[Some records]
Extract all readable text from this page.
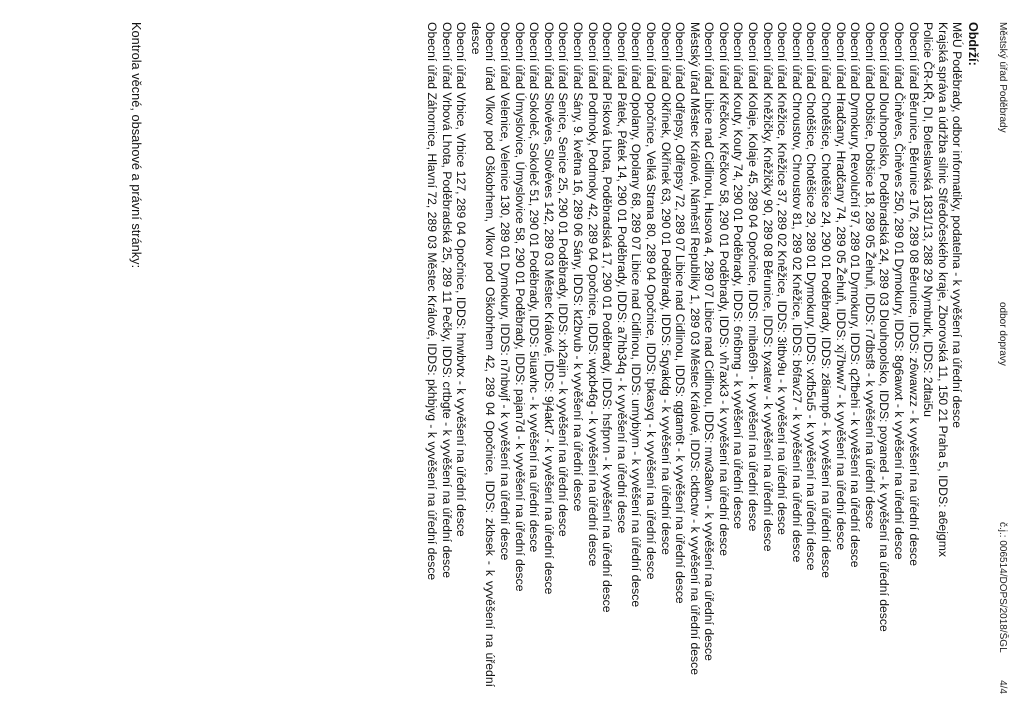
Městský úřad Poděbrady
odbor dopravy
č.j.: 006514/DOPS/2018/ŠGL
4/4
Obdrží:

MěÚ Poděbrady, odbor informatiky, podatelna - k vyvěšení na úřední desce

Krajská správa a údržba silnic Středočeského kraje, Zborovská 11, 150 21 Praha 5, IDDS: a6ejgmx

Policie ČR-KŘ, DI, Boleslavská 1831/13, 288 29 Nymburk, IDDS: 2dtai5u

Obecní úřad Běrunice, Běrunice 176, 289 08 Běrunice, IDDS: z6wawzz - k vyvěšení na úřední desce

Obecní úřad Činěves, Činěves 250, 289 01 Dymokury, IDDS: 8g6awxt - k vyvěšení na úřední desce

Obecní úřad Dlouhopolsko, Poděbradská 24, 289 03 Dlouhopolsko, IDDS: poyaned - k vyvěšení na úřední desce

Obecní úřad Dobšice, Dobšice 18, 289 05 Žehuň, IDDS: r7dbsf8 - k vyvěšení na úřední desce

Obecní úřad Dymokury, Revoluční 97, 289 01 Dymokury, IDDS: q2fbehi - k vyvěšení na úřední desce

Obecní úřad Hradčany, Hradčany 74, 289 05 Žehuň, IDDS: xj7bww7 - k vyvěšení na úřední desce

Obecní úřad Chotěšice, Chotěšice 24, 290 01 Poděbrady, IDDS: z8iamp6 - k vyvěšení na úřední desce

Obecní úřad Chotěšice, Chotěšice 29, 289 01 Dymokury, IDDS: vxfb5u5 - k vyvěšení na úřední desce

Obecní úřad Chroustov, Chroustov 81, 289 02 Kněžice, IDDS: b6fav27 - k vyvěšení na úřední desce

Obecní úřad Kněžice, Kněžice 37, 289 02 Kněžice, IDDS: 3itbv9u - k vyvěšení na úřední desce

Obecní úřad Kněžičky, Kněžičky 90, 289 08 Běrunice, IDDS: tyxatew - k vyvěšení na úřední desce

Obecní úřad Kolaje, Kolaje 45, 289 04 Opočnice, IDDS: miba69h - k vyvěšení na úřední desce

Obecní úřad Kouty, Kouty 74, 290 01 Poděbrady, IDDS: 6n6bmg - k vyvěšení na úřední desce

Obecní úřad Křečkov, Křečkov 58, 290 01 Poděbrady, IDDS: vh7axk3 - k vyvěšení na úřední desce

Obecní úřad Libice nad Cidlinou, Husova 4, 289 07 Libice nad Cidlinou, IDDS: mw3a8wn - k vyvěšení na úřední desce

Městský úřad Městec Králové, Náměstí Republiky 1, 289 03 Městec Králové, IDDS: cktbctw - k vyvěšení na úřední desce

Obecní úřad Odřepsy, Odřepsy 72, 289 07 Libice nad Cidlinou, IDDS: qgtam6t - k vyvěšení na úřední desce

Obecní úřad Okřínek, Okřínek 63, 290 01 Poděbrady, IDDS: 5qyakdg - k vyvěšení na úřední desce

Obecní úřad Opočnice, Velká Strana 80, 289 04 Opočnice, IDDS: tpkasyq - k vyvěšení na úřední desce

Obecní úřad Opolany, Opolany 68, 289 07 Libice nad Cidlinou, IDDS: umybiym - k vyvěšení na úřední desce

Obecní úřad Pátek, Pátek 14, 290 01 Poděbrady, IDDS: a7hb34q - k vyvěšení na úřední desce

Obecní úřad Písková Lhota, Poděbradská 17, 290 01 Poděbrady, IDDS: hsfprvn - k vyvěšení na úřední desce

Obecní úřad Podmoky, Podmoky 42, 289 04 Opočnice, IDDS: wqxb46g - k vyvěšení na úřední desce

Obecní úřad Sány, 9. května 16, 289 06 Sány, IDDS: kt2bvub - k vyvěšení na úřední desce

Obecní úřad Senice, Senice 25, 290 01 Poděbrady, IDDS: xh2ajin - k vyvěšení na úřední desce

Obecní úřad Slověves, Slověves 142, 289 03 Městec Králové, IDDS: 9j4akt7 - k vyvěšení na úřední desce

Obecní úřad Sokoleč, Sokoleč 51, 290 01 Poděbrady, IDDS: 5iuavhc - k vyvěšení na úřední desce

Obecní úřad Úmyslovice, Úmyslovice 58, 290 01 Poděbrady, IDDS: pajan7d - k vyvěšení na úřední desce

Obecní úřad Velenice, Velenice 130, 289 01 Dymokury, IDDS: n7nbwjf - k vyvěšení na úřední desce

Obecní úřad Vlkov pod Oškobrhem, Vlkov pod Oškobrhem 42, 289 04 Opočnice, IDDS: zkbsek - k vyvěšení na úřední desce

Obecní úřad Vrbice, Vrbice 127, 289 04 Opočnice, IDDS: hnwbvtx - k vyvěšení na úřední desce

Obecní úřad Vrbová Lhota, Poděbradská 25, 289 11 Pečky, IDDS: crtbgte - k vyvěšení na úřední desce

Obecní úřad Záhornice, Hlavní 72, 289 03 Městec Králové, IDDS: pkhbjvg - k vyvěšení na úřední desce

Kontrola věcné, obsahové a právní stránky:
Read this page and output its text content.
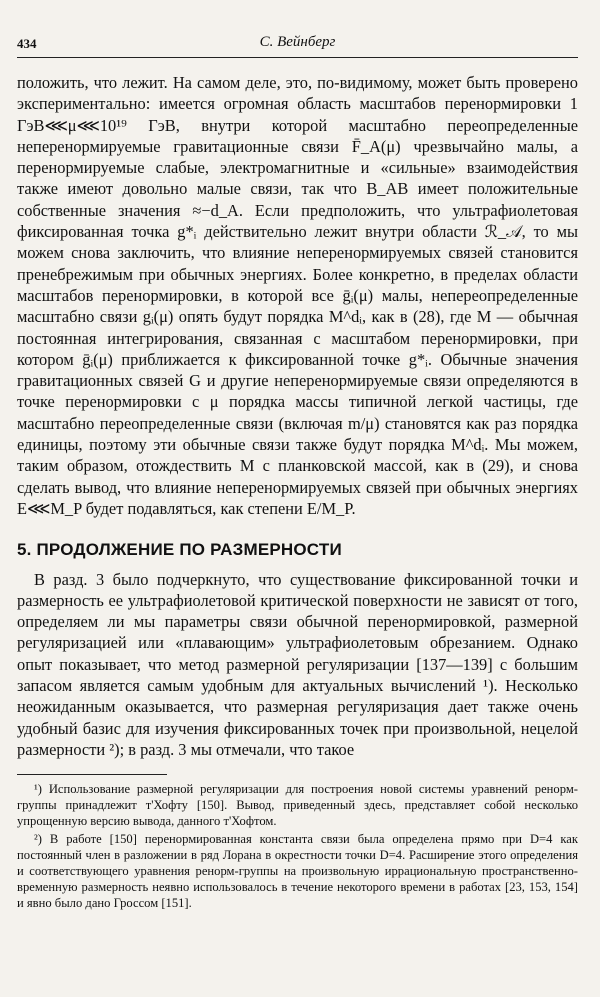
434	С. Вейнберг

положить, что лежит. На самом деле, это, по-видимому, может быть проверено экспериментально: имеется огромная область масштабов перенормировки 1 ГэВ⋘μ⋘10¹⁹ ГэВ, внутри которой масштабно переопределенные неперенормируемые гравитационные связи F̄_A(μ) чрезвычайно малы, а перенормируемые слабые, электромагнитные и «сильные» взаимодействия также имеют довольно малые связи, так что B_AB имеет положительные собственные значения ≈−d_A. Если предположить, что ультрафиолетовая фиксированная точка g*ᵢ действительно лежит внутри области ℛ_𝒜, то мы можем снова заключить, что влияние неперенормируемых связей становится пренебрежимым при обычных энергиях. Более конкретно, в пределах области масштабов перенормировки, в которой все ḡᵢ(μ) малы, непереопределенные масштабно связи gᵢ(μ) опять будут порядка M^dᵢ, как в (28), где M — обычная постоянная интегрирования, связанная с масштабом перенормировки, при котором ḡᵢ(μ) приближается к фиксированной точке g*ᵢ. Обычные значения гравитационных связей G и другие неперенормируемые связи определяются в точке перенормировки с μ порядка массы типичной легкой частицы, где масштабно переопределенные связи (включая m/μ) становятся как раз порядка единицы, поэтому эти обычные связи также будут порядка M^dᵢ. Мы можем, таким образом, отождествить M с планковской массой, как в (29), и снова сделать вывод, что влияние неперенормируемых связей при обычных энергиях E⋘M_P будет подавляться, как степени E/M_P.

5. ПРОДОЛЖЕНИЕ ПО РАЗМЕРНОСТИ

В разд. 3 было подчеркнуто, что существование фиксированной точки и размерность ее ультрафиолетовой критической поверхности не зависят от того, определяем ли мы параметры связи обычной перенормировкой, размерной регуляризацией или «плавающим» ультрафиолетовым обрезанием. Однако опыт показывает, что метод размерной регуляризации [137—139] с большим запасом является самым удобным для актуальных вычислений ¹). Несколько неожиданным оказывается, что размерная регуляризация дает также очень удобный базис для изучения фиксированных точек при произвольной, нецелой размерности ²); в разд. 3 мы отмечали, что такое

¹) Использование размерной регуляризации для построения новой системы уравнений ренорм-группы принадлежит т'Хофту [150]. Вывод, приведенный здесь, представляет собой несколько упрощенную версию вывода, данного т'Хофтом.

²) В работе [150] перенормированная константа связи была определена прямо при D=4 как постоянный член в разложении в ряд Лорана в окрестности точки D=4. Расширение этого определения и соответствующего уравнения ренорм-группы на произвольную иррациональную пространственно-временную размерность неявно использовалось в течение некоторого времени в работах [23, 153, 154] и явно было дано Гроссом [151].
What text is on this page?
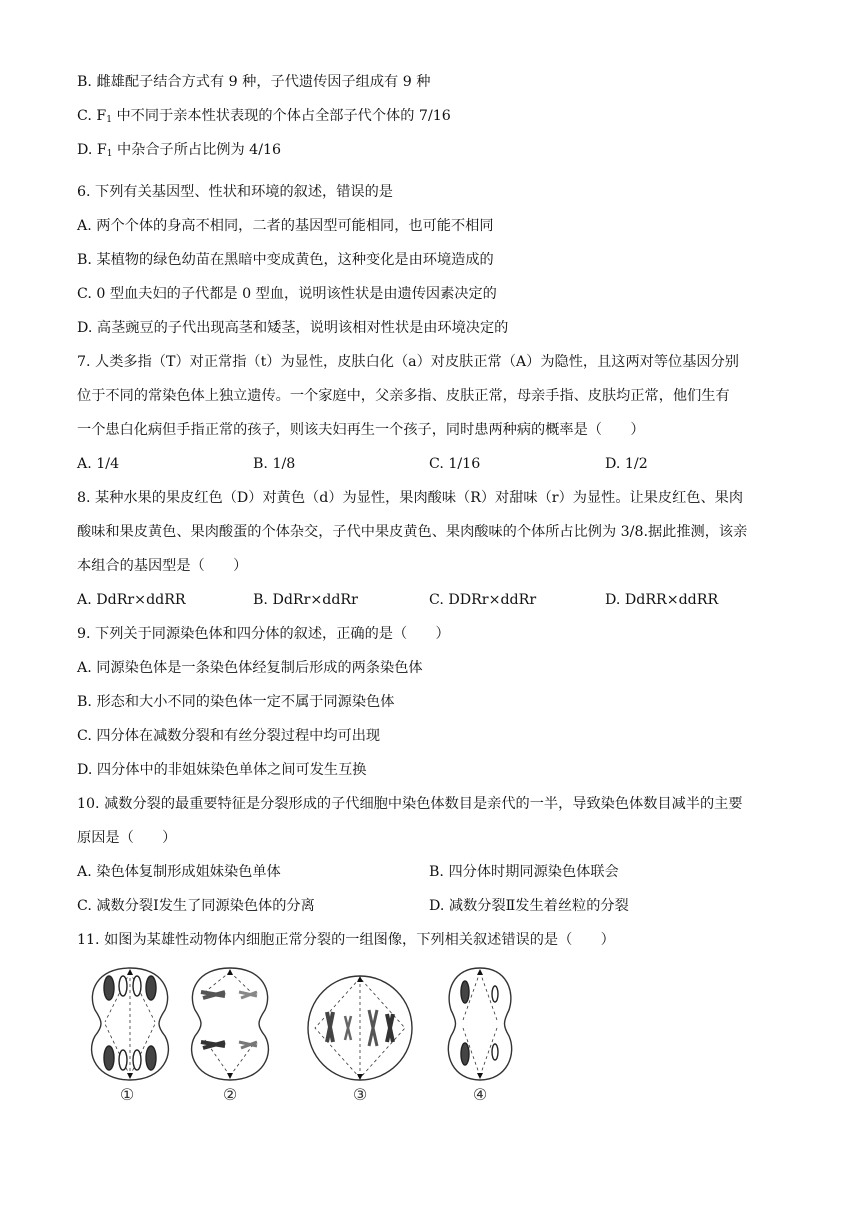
B. 雌雄配子结合方式有 9 种，子代遗传因子组成有 9 种
C. $F_1$ 中不同于亲本性状表现的个体占全部子代个体的 7/16
D. $F_1$ 中杂合子所占比例为 4/16
6. 下列有关基因型、性状和环境的叙述，错误的是
A. 两个个体的身高不相同，二者的基因型可能相同，也可能不相同
B. 某植物的绿色幼苗在黑暗中变成黄色，这种变化是由环境造成的
C. 0 型血夫妇的子代都是 0 型血，说明该性状是由遗传因素决定的
D. 高茎豌豆的子代出现高茎和矮茎，说明该相对性状是由环境决定的
7. 人类多指（T）对正常指（t）为显性，皮肤白化（a）对皮肤正常（A）为隐性，且这两对等位基因分别
位于不同的常染色体上独立遗传。一个家庭中，父亲多指、皮肤正常，母亲手指、皮肤均正常，他们生有
一个患白化病但手指正常的孩子，则该夫妇再生一个孩子，同时患两种病的概率是（　　）
A. 1/4	B. 1/8	C. 1/16	D. 1/2
8. 某种水果的果皮红色（D）对黄色（d）为显性，果肉酸味（R）对甜味（r）为显性。让果皮红色、果肉
酸味和果皮黄色、果肉酸蛋的个体杂交，子代中果皮黄色、果肉酸味的个体所占比例为 3/8.据此推测，该亲
本组合的基因型是（　　）
A. DdRr×ddRR	B. DdRr×ddRr	C. DDRr×ddRr	D. DdRR×ddRR
9. 下列关于同源染色体和四分体的叙述，正确的是（　　）
A. 同源染色体是一条染色体经复制后形成的两条染色体
B. 形态和大小不同的染色体一定不属于同源染色体
C. 四分体在减数分裂和有丝分裂过程中均可出现
D. 四分体中的非姐妹染色单体之间可发生互换
10. 减数分裂的最重要特征是分裂形成的子代细胞中染色体数目是亲代的一半，导致染色体数目减半的主要
原因是（　　）
A. 染色体复制形成姐妹染色单体	B. 四分体时期同源染色体联会
C. 减数分裂Ⅰ发生了同源染色体的分离	D. 减数分裂Ⅱ发生着丝粒的分裂
11. 如图为某雄性动物体内细胞正常分裂的一组图像，下列相关叙述错误的是（　　）
①	②	③	④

▶ _SET TASK_:
Pick each line holding the word "odbor" out of the listing.

▶ _SOLUTION FOR THIS EXERCISE_:
odbor dopravy
MěÚ Poděbrady, odbor informatiky, podatelna - k vyvěšení na úřední desce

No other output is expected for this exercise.